** Task directions **
Lines containing the string "time" are to be counted; report the total by itself.

Figure record listings:
━━━━━━━━━━━━━━━━━━━━━━━━━━━━━━

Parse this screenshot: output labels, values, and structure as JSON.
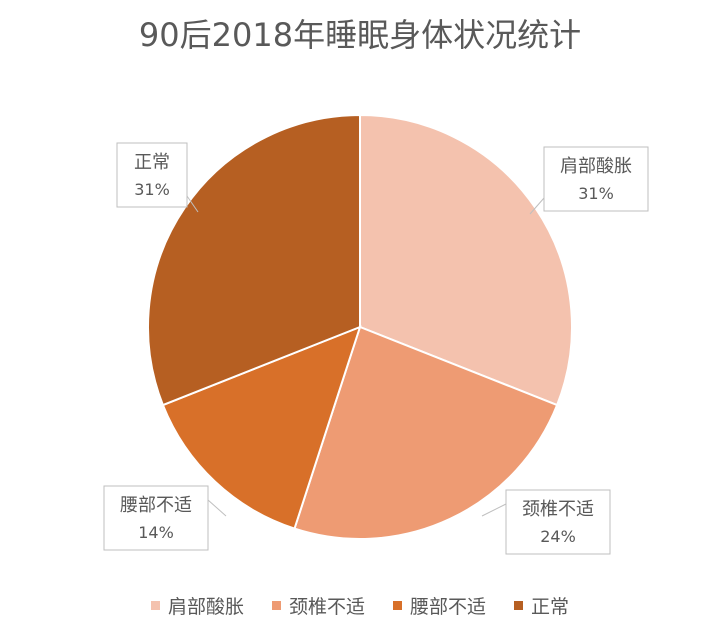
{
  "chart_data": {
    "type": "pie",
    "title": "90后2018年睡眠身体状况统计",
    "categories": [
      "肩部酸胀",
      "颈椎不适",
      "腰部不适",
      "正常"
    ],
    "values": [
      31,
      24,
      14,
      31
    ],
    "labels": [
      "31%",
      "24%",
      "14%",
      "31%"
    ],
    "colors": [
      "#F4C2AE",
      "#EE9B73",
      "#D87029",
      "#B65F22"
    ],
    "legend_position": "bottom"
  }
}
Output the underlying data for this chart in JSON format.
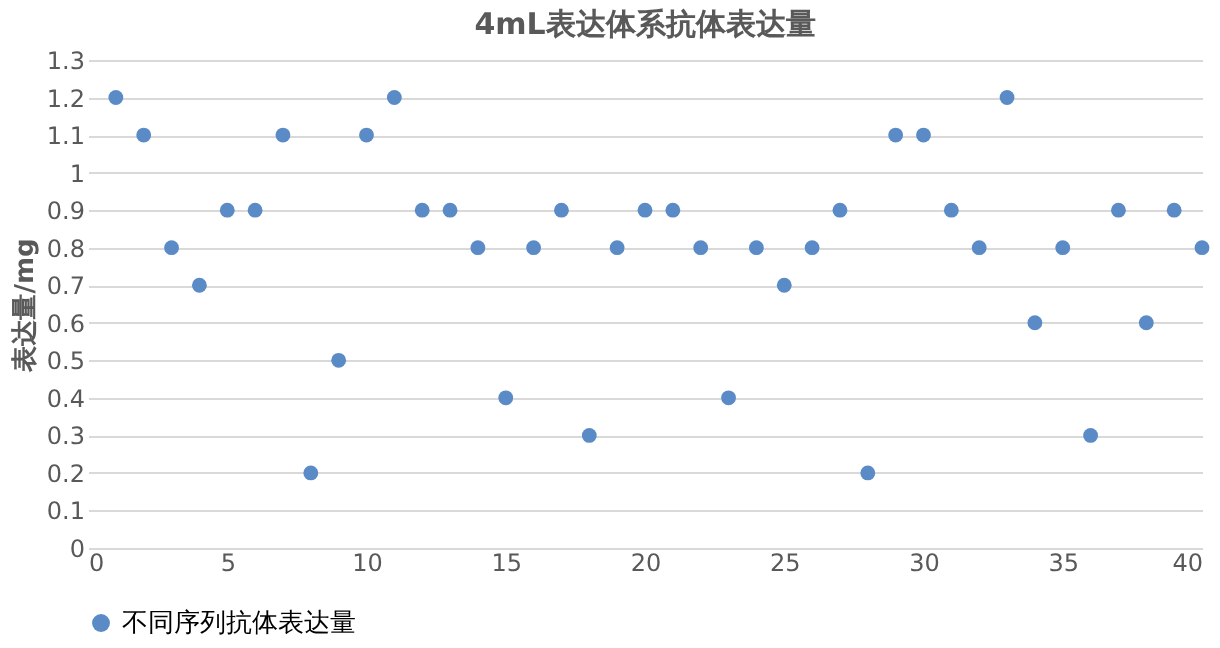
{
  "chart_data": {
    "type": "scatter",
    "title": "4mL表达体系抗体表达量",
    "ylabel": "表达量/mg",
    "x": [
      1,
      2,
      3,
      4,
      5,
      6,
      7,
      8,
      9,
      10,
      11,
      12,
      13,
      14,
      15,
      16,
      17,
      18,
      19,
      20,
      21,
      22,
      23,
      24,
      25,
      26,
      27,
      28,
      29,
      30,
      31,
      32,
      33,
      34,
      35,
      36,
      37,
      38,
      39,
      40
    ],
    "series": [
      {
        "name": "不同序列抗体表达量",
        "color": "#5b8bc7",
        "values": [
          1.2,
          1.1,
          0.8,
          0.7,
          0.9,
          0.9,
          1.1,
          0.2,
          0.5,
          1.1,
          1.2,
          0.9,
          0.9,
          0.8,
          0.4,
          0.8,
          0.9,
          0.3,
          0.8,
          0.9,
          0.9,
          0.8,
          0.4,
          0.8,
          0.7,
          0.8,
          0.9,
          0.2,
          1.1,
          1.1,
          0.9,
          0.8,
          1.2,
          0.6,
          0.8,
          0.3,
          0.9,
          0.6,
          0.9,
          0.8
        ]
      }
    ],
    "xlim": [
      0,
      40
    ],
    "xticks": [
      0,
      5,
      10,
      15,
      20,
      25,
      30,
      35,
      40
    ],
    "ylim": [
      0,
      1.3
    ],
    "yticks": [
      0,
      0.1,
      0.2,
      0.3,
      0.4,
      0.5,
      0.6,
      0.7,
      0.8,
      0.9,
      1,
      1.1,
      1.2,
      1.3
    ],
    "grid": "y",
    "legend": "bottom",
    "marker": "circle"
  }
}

━━━━━━━━━━━━━━━━━━━━━━━━━━━━━━

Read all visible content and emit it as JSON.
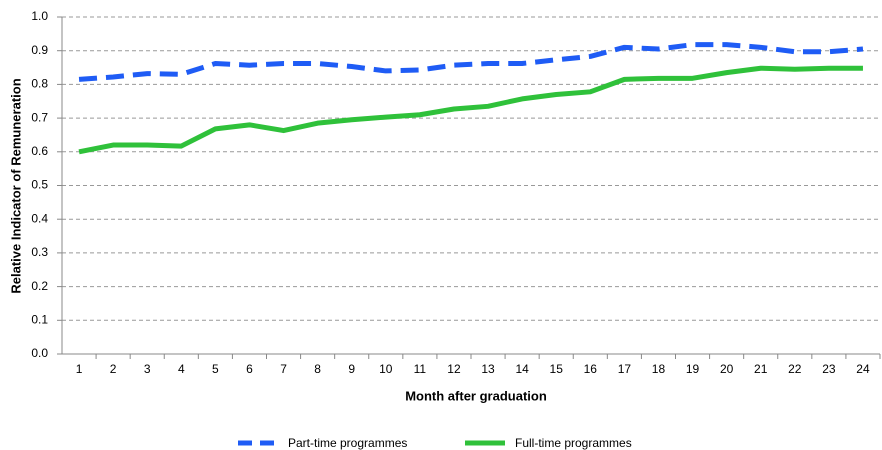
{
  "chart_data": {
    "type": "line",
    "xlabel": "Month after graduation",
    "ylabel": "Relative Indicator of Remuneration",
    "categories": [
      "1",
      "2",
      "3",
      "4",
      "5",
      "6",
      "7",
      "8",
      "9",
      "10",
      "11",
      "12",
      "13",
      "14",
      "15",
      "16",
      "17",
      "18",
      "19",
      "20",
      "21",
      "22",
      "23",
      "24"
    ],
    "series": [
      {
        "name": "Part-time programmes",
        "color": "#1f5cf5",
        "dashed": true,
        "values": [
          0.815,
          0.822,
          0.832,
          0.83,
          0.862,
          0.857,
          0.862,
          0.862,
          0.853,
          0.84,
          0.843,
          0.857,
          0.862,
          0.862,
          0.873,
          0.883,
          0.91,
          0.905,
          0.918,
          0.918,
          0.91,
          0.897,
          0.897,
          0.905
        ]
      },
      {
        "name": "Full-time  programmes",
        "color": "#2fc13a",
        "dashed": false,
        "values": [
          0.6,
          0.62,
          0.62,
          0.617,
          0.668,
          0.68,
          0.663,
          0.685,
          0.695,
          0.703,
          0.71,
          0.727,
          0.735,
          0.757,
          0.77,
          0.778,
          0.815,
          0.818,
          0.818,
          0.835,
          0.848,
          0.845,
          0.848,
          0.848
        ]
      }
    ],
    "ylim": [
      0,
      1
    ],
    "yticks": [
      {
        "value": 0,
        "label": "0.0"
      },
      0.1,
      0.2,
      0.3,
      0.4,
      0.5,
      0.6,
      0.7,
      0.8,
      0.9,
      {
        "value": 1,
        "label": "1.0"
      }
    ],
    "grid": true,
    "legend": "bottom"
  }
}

━━━━━━━━━━━━━━━━━━━━━━━━━━━━━━

** Result of this exercise **
2